What to do — Among the lines below, count those with "marker". Give only the number.

** begin **

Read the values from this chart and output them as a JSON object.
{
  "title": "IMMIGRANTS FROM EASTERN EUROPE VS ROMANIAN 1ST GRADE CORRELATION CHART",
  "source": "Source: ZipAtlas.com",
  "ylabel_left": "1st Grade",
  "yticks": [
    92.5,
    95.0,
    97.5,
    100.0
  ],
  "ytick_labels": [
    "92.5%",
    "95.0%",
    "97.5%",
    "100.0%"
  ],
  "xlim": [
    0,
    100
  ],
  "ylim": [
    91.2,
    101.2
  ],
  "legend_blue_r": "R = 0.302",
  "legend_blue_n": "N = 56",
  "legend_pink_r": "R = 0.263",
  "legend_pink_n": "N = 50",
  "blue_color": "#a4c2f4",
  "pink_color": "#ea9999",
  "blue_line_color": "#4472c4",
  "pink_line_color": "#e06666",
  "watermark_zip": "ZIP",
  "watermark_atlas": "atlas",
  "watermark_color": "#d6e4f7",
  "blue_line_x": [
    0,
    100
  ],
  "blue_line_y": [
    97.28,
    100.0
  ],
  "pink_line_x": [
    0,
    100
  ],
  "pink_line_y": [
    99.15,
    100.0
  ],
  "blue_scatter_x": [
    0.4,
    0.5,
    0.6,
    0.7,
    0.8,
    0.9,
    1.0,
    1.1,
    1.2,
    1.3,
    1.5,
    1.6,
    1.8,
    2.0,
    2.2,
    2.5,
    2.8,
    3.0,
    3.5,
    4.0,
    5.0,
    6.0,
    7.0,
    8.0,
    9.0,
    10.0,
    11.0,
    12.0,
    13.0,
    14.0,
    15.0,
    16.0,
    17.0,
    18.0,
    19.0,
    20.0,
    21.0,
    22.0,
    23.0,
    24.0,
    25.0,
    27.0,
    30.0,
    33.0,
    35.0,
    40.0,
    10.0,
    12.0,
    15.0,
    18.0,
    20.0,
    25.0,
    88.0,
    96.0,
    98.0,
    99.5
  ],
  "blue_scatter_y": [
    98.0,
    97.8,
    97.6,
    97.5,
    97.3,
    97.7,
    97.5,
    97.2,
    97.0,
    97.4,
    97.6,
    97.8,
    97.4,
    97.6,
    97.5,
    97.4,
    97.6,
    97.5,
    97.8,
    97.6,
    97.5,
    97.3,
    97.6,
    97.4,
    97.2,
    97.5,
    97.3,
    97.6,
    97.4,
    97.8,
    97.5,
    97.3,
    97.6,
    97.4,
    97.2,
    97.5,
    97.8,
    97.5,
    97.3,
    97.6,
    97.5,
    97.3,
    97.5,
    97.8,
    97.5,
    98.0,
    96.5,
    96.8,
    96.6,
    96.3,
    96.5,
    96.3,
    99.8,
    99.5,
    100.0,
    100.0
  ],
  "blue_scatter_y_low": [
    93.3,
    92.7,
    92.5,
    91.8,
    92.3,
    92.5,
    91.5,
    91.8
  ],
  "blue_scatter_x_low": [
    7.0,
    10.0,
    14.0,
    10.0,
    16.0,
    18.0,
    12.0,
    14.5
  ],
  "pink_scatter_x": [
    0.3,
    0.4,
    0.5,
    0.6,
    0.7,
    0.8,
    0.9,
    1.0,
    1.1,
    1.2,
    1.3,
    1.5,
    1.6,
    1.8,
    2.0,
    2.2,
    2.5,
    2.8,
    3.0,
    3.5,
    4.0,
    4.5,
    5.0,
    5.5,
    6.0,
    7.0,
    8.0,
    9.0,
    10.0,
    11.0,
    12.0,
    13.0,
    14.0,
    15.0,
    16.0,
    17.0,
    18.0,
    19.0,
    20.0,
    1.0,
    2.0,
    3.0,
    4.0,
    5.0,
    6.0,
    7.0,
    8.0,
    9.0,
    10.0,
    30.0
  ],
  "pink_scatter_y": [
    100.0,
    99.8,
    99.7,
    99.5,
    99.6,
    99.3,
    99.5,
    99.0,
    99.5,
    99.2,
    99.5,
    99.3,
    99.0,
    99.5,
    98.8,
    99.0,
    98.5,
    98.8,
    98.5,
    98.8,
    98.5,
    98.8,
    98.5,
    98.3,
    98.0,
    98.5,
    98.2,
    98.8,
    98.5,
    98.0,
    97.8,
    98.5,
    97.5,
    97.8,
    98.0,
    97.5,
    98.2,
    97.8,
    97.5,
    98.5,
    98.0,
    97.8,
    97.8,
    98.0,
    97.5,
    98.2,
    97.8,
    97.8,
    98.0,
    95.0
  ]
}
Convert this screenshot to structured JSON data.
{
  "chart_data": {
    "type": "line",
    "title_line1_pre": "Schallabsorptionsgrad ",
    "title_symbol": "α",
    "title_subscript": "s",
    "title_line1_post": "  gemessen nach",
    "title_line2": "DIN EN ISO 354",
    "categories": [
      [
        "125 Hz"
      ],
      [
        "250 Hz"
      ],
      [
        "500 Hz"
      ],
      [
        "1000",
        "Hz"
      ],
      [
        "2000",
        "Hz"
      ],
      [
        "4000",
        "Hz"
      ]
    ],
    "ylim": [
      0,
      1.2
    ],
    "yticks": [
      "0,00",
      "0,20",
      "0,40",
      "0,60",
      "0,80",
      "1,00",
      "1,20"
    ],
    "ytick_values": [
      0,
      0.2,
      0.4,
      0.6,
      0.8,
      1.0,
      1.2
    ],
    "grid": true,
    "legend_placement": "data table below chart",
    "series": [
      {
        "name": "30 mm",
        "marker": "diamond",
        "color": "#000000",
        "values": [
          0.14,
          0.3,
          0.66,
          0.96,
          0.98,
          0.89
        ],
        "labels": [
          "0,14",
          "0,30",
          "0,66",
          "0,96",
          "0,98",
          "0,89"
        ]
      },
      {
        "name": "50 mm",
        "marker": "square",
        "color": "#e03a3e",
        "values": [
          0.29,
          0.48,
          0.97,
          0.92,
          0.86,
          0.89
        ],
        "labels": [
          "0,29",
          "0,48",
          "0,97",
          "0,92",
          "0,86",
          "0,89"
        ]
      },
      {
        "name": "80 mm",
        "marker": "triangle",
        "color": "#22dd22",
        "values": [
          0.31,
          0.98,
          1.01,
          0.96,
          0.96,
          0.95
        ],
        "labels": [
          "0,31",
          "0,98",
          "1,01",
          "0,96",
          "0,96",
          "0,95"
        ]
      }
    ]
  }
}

** end **

Result of the task — 3